— begin —

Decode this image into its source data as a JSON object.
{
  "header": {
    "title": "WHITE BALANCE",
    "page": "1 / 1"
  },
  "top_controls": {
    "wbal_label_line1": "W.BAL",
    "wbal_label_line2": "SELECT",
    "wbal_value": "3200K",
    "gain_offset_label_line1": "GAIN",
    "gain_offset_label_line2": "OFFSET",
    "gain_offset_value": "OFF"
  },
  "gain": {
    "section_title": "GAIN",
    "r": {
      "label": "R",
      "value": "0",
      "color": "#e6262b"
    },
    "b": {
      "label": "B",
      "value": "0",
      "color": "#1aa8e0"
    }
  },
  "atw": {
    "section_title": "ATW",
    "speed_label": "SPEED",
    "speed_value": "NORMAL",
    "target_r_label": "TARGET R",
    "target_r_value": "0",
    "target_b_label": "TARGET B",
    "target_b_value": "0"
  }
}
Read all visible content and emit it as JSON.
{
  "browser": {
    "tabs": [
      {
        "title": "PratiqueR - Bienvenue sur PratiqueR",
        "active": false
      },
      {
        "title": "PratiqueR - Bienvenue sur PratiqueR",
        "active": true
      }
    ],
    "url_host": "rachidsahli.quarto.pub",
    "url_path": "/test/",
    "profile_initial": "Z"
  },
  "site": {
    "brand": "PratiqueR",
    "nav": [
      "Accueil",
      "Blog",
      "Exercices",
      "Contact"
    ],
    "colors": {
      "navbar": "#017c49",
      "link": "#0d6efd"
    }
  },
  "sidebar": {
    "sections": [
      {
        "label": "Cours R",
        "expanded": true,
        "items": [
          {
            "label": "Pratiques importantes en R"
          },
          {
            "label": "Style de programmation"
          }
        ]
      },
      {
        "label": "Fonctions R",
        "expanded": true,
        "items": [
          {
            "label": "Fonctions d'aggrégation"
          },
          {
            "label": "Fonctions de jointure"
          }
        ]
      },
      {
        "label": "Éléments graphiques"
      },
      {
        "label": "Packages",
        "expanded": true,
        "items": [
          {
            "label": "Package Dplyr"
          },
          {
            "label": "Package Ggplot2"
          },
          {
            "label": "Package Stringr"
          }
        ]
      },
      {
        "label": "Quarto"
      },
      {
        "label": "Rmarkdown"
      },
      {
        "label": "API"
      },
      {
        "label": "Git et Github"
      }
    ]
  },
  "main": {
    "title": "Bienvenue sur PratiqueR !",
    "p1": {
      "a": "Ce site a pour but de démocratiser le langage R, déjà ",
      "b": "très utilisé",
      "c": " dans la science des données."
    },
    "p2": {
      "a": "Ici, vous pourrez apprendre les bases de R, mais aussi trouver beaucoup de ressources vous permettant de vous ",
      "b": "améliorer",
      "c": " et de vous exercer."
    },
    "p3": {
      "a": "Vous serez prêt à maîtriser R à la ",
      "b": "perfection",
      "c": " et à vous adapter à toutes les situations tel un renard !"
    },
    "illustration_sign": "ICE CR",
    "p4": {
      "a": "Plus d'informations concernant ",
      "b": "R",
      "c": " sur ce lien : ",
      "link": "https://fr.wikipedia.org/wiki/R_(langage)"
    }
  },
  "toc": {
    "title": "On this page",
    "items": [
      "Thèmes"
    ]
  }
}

— end —
— begin —

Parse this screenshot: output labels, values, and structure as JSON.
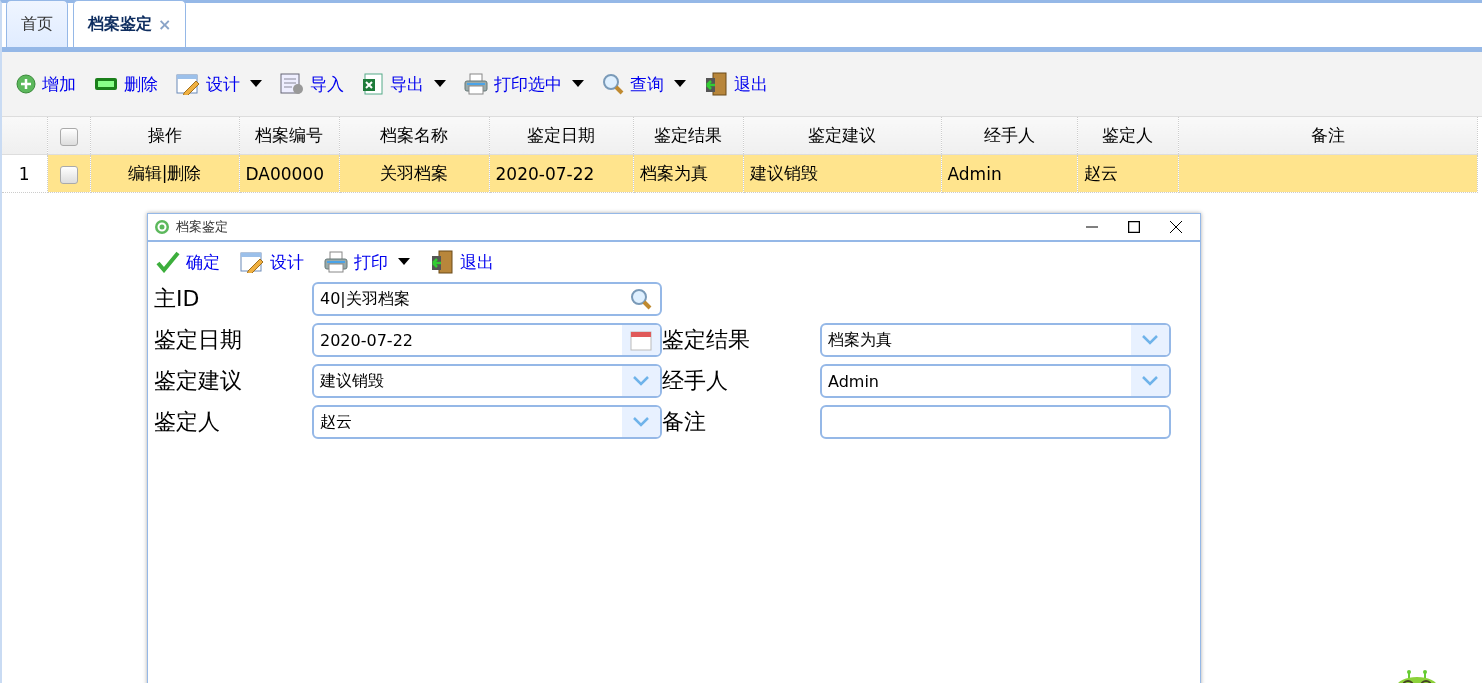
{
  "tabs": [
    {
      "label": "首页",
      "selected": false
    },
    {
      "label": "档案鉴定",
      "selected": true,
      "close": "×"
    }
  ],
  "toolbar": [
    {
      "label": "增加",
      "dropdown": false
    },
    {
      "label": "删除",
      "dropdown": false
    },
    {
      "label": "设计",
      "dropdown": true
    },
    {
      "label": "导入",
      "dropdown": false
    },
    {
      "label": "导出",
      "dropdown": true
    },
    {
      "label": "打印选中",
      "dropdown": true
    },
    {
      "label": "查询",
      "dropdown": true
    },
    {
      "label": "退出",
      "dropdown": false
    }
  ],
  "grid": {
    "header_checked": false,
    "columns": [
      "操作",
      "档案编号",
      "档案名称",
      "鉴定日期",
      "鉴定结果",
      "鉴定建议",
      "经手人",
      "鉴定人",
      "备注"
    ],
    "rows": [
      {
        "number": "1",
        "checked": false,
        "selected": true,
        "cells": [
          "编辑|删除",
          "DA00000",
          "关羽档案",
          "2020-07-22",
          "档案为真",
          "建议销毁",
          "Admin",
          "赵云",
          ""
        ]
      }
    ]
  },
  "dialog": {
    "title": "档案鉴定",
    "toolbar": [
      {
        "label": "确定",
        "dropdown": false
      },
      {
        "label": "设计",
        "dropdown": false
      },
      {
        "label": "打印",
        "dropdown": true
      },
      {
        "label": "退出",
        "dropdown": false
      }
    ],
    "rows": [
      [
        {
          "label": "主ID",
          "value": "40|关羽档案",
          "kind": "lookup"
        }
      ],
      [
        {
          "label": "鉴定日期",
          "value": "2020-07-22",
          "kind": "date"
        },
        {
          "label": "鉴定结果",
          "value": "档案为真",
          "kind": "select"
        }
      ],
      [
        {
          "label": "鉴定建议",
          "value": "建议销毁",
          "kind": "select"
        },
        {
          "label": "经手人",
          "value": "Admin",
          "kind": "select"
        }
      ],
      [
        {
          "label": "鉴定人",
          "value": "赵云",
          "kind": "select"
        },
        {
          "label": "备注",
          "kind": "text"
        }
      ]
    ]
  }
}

— end —

Exercise directions -
Search the listing for the string "JSON". Copy each line where it turns up.

Solution to the problem -
Decode this image into its source data as a JSON object.
Read all visible content and emit it as JSON.
Parse this screenshot: output labels, values, and structure as JSON.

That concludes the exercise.